What is asked:
Make an exact copy of all the data.

Material provided:
• • • •

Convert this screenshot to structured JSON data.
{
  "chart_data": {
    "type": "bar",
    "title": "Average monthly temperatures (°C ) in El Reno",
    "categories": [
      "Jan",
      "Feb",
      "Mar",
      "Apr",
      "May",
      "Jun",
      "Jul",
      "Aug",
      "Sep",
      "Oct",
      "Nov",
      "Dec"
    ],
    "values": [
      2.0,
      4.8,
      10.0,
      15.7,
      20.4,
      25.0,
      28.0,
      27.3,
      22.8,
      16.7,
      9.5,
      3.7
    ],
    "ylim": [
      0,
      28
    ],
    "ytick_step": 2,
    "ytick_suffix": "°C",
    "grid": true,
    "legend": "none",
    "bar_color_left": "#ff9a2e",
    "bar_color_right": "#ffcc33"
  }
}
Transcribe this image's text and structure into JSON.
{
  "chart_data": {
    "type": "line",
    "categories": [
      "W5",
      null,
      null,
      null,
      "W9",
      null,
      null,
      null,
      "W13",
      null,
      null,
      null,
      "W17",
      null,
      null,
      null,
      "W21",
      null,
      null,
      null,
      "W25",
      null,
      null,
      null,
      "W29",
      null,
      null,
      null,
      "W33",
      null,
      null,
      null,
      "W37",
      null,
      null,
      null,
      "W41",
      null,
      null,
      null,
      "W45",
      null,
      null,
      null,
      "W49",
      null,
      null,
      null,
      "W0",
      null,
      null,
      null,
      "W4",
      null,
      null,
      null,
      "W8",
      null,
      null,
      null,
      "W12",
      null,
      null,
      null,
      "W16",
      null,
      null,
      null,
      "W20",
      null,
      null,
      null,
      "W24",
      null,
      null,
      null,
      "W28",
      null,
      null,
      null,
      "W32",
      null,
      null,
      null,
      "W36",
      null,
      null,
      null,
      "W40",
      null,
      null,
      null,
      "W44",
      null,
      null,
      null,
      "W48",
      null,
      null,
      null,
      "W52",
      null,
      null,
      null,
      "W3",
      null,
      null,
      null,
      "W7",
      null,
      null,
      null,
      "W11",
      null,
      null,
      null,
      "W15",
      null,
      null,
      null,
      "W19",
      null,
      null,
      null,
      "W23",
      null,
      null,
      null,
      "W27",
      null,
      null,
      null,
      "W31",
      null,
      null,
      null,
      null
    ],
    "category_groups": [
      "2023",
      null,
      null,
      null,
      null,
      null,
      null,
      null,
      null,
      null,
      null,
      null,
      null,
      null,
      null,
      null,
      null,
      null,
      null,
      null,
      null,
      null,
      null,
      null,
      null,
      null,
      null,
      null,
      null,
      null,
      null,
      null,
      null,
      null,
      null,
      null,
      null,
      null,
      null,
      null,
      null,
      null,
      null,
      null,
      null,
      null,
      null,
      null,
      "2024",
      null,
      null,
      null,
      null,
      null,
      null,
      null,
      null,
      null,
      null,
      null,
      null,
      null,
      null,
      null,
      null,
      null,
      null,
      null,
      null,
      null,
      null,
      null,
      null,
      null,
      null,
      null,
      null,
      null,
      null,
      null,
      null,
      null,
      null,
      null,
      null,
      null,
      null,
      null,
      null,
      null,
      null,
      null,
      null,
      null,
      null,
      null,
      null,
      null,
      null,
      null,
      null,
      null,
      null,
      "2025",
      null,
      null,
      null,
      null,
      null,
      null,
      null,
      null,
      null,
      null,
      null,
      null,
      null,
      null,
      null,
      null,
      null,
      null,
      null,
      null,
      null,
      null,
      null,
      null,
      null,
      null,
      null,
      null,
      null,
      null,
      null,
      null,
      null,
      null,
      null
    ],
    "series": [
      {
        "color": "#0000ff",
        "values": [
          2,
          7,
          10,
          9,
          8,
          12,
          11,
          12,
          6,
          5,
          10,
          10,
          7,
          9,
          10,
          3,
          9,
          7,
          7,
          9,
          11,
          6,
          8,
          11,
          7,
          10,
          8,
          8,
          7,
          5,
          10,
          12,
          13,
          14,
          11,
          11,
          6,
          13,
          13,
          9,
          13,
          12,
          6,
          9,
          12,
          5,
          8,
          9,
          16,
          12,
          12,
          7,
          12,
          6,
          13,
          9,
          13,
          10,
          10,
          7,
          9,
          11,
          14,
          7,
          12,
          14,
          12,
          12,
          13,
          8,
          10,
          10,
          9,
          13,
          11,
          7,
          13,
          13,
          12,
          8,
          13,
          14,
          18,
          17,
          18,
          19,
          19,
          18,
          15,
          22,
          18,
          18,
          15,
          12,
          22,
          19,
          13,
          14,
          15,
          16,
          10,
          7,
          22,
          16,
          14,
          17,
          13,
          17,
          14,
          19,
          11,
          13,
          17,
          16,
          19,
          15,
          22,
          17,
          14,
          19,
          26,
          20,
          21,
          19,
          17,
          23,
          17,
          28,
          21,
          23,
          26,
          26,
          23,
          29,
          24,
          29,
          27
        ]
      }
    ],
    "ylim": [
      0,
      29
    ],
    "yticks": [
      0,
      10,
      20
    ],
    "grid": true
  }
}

• • • •

Exercise output:
Convert this screenshot to structured JSON data.
{
  "chart_data": {
    "type": "bar",
    "title": "Average monthly temperatures (°C ) in El Reno",
    "categories": [
      "Jan",
      "Feb",
      "Mar",
      "Apr",
      "May",
      "Jun",
      "Jul",
      "Aug",
      "Sep",
      "Oct",
      "Nov",
      "Dec"
    ],
    "values": [
      2.0,
      4.8,
      10.0,
      15.7,
      20.4,
      25.0,
      28.0,
      27.3,
      22.8,
      16.7,
      9.5,
      3.7
    ],
    "ylim": [
      0,
      28
    ],
    "ytick_step": 2,
    "ytick_suffix": "°C",
    "grid": true,
    "legend": "none",
    "bar_color_left": "#ff9a2e",
    "bar_color_right": "#ffcc33"
  }
}
Transcribe this image's text and structure into JSON.
{
  "chart_data": {
    "type": "line",
    "categories": [
      "W5",
      null,
      null,
      null,
      "W9",
      null,
      null,
      null,
      "W13",
      null,
      null,
      null,
      "W17",
      null,
      null,
      null,
      "W21",
      null,
      null,
      null,
      "W25",
      null,
      null,
      null,
      "W29",
      null,
      null,
      null,
      "W33",
      null,
      null,
      null,
      "W37",
      null,
      null,
      null,
      "W41",
      null,
      null,
      null,
      "W45",
      null,
      null,
      null,
      "W49",
      null,
      null,
      null,
      "W0",
      null,
      null,
      null,
      "W4",
      null,
      null,
      null,
      "W8",
      null,
      null,
      null,
      "W12",
      null,
      null,
      null,
      "W16",
      null,
      null,
      null,
      "W20",
      null,
      null,
      null,
      "W24",
      null,
      null,
      null,
      "W28",
      null,
      null,
      null,
      "W32",
      null,
      null,
      null,
      "W36",
      null,
      null,
      null,
      "W40",
      null,
      null,
      null,
      "W44",
      null,
      null,
      null,
      "W48",
      null,
      null,
      null,
      "W52",
      null,
      null,
      null,
      "W3",
      null,
      null,
      null,
      "W7",
      null,
      null,
      null,
      "W11",
      null,
      null,
      null,
      "W15",
      null,
      null,
      null,
      "W19",
      null,
      null,
      null,
      "W23",
      null,
      null,
      null,
      "W27",
      null,
      null,
      null,
      "W31",
      null,
      null,
      null,
      null
    ],
    "category_groups": [
      "2023",
      null,
      null,
      null,
      null,
      null,
      null,
      null,
      null,
      null,
      null,
      null,
      null,
      null,
      null,
      null,
      null,
      null,
      null,
      null,
      null,
      null,
      null,
      null,
      null,
      null,
      null,
      null,
      null,
      null,
      null,
      null,
      null,
      null,
      null,
      null,
      null,
      null,
      null,
      null,
      null,
      null,
      null,
      null,
      null,
      null,
      null,
      null,
      "2024",
      null,
      null,
      null,
      null,
      null,
      null,
      null,
      null,
      null,
      null,
      null,
      null,
      null,
      null,
      null,
      null,
      null,
      null,
      null,
      null,
      null,
      null,
      null,
      null,
      null,
      null,
      null,
      null,
      null,
      null,
      null,
      null,
      null,
      null,
      null,
      null,
      null,
      null,
      null,
      null,
      null,
      null,
      null,
      null,
      null,
      null,
      null,
      null,
      null,
      null,
      null,
      null,
      null,
      null,
      "2025",
      null,
      null,
      null,
      null,
      null,
      null,
      null,
      null,
      null,
      null,
      null,
      null,
      null,
      null,
      null,
      null,
      null,
      null,
      null,
      null,
      null,
      null,
      null,
      null,
      null,
      null,
      null,
      null,
      null,
      null,
      null,
      null,
      null,
      null,
      null
    ],
    "series": [
      {
        "color": "#0000ff",
        "values": [
          2,
          7,
          10,
          9,
          8,
          12,
          11,
          12,
          6,
          5,
          10,
          10,
          7,
          9,
          10,
          3,
          9,
          7,
          7,
          9,
          11,
          6,
          8,
          11,
          7,
          10,
          8,
          8,
          7,
          5,
          10,
          12,
          13,
          14,
          11,
          11,
          6,
          13,
          13,
          9,
          13,
          12,
          6,
          9,
          12,
          5,
          8,
          9,
          16,
          12,
          12,
          7,
          12,
          6,
          13,
          9,
          13,
          10,
          10,
          7,
          9,
          11,
          14,
          7,
          12,
          14,
          12,
          12,
          13,
          8,
          10,
          10,
          9,
          13,
          11,
          7,
          13,
          13,
          12,
          8,
          13,
          14,
          18,
          17,
          18,
          19,
          19,
          18,
          15,
          22,
          18,
          18,
          15,
          12,
          22,
          19,
          13,
          14,
          15,
          16,
          10,
          7,
          22,
          16,
          14,
          17,
          13,
          17,
          14,
          19,
          11,
          13,
          17,
          16,
          19,
          15,
          22,
          17,
          14,
          19,
          26,
          20,
          21,
          19,
          17,
          23,
          17,
          28,
          21,
          23,
          26,
          26,
          23,
          29,
          24,
          29,
          27
        ]
      }
    ],
    "ylim": [
      0,
      29
    ],
    "yticks": [
      0,
      10,
      20
    ],
    "grid": true
  }
}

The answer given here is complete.